(RECORDS PROVIDED Opens)
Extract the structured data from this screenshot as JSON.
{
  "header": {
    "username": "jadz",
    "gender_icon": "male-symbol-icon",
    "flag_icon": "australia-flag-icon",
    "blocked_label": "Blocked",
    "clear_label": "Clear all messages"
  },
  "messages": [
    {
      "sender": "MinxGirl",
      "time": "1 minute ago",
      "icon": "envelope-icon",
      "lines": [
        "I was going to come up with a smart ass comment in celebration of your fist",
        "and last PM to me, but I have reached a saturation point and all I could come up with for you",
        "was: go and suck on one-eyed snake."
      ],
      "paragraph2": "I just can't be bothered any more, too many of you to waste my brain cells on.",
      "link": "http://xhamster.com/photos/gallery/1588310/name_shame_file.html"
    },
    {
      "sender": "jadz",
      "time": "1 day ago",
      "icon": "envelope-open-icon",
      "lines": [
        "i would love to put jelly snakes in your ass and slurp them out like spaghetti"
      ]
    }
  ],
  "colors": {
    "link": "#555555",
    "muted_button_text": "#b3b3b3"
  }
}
(RECORDS PROVIDED Closes)
### WORK ITEM
Each line shown above must be repeated exactly.

### RESULT
Extract the structured data from this screenshot as JSON.
{
  "header": {
    "username": "jadz",
    "gender_icon": "male-symbol-icon",
    "flag_icon": "australia-flag-icon",
    "blocked_label": "Blocked",
    "clear_label": "Clear all messages"
  },
  "messages": [
    {
      "sender": "MinxGirl",
      "time": "1 minute ago",
      "icon": "envelope-icon",
      "lines": [
        "I was going to come up with a smart ass comment in celebration of your fist",
        "and last PM to me, but I have reached a saturation point and all I could come up with for you",
        "was: go and suck on one-eyed snake."
      ],
      "paragraph2": "I just can't be bothered any more, too many of you to waste my brain cells on.",
      "link": "http://xhamster.com/photos/gallery/1588310/name_shame_file.html"
    },
    {
      "sender": "jadz",
      "time": "1 day ago",
      "icon": "envelope-open-icon",
      "lines": [
        "i would love to put jelly snakes in your ass and slurp them out like spaghetti"
      ]
    }
  ],
  "colors": {
    "link": "#555555",
    "muted_button_text": "#b3b3b3"
  }
}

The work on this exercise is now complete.